#### Problem requirements:
Nothing in the records may be left out or altered; reproduce them all exactly.

#### Input data:
+++

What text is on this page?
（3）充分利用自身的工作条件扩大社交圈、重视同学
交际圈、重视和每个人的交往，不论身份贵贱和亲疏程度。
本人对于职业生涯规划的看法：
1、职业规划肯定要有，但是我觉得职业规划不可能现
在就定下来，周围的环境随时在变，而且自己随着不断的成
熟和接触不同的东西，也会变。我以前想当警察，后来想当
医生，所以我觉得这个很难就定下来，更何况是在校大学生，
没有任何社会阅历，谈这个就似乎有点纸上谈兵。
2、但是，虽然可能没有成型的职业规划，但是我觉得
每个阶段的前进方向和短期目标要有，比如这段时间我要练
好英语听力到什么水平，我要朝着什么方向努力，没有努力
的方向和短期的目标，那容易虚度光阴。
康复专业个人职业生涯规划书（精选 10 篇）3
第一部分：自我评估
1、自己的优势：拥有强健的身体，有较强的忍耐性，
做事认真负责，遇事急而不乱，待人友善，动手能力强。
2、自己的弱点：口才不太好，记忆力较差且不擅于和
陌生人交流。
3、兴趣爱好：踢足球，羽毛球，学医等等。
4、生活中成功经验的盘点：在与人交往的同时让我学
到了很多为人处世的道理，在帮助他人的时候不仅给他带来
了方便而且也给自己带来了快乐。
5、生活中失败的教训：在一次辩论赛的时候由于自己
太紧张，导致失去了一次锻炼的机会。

+++

#### Answer to the task:
What text is on this page?
（3）充分利用自身的工作条件扩大社交圈、重视同学
交际圈、重视和每个人的交往，不论身份贵贱和亲疏程度。
本人对于职业生涯规划的看法：
1、职业规划肯定要有，但是我觉得职业规划不可能现
在就定下来，周围的环境随时在变，而且自己随着不断的成
熟和接触不同的东西，也会变。我以前想当警察，后来想当
医生，所以我觉得这个很难就定下来，更何况是在校大学生，
没有任何社会阅历，谈这个就似乎有点纸上谈兵。
2、但是，虽然可能没有成型的职业规划，但是我觉得
每个阶段的前进方向和短期目标要有，比如这段时间我要练
好英语听力到什么水平，我要朝着什么方向努力，没有努力
的方向和短期的目标，那容易虚度光阴。
康复专业个人职业生涯规划书（精选 10 篇）3
第一部分：自我评估
1、自己的优势：拥有强健的身体，有较强的忍耐性，
做事认真负责，遇事急而不乱，待人友善，动手能力强。
2、自己的弱点：口才不太好，记忆力较差且不擅于和
陌生人交流。
3、兴趣爱好：踢足球，羽毛球，学医等等。
4、生活中成功经验的盘点：在与人交往的同时让我学
到了很多为人处世的道理，在帮助他人的时候不仅给他带来
了方便而且也给自己带来了快乐。
5、生活中失败的教训：在一次辩论赛的时候由于自己
太紧张，导致失去了一次锻炼的机会。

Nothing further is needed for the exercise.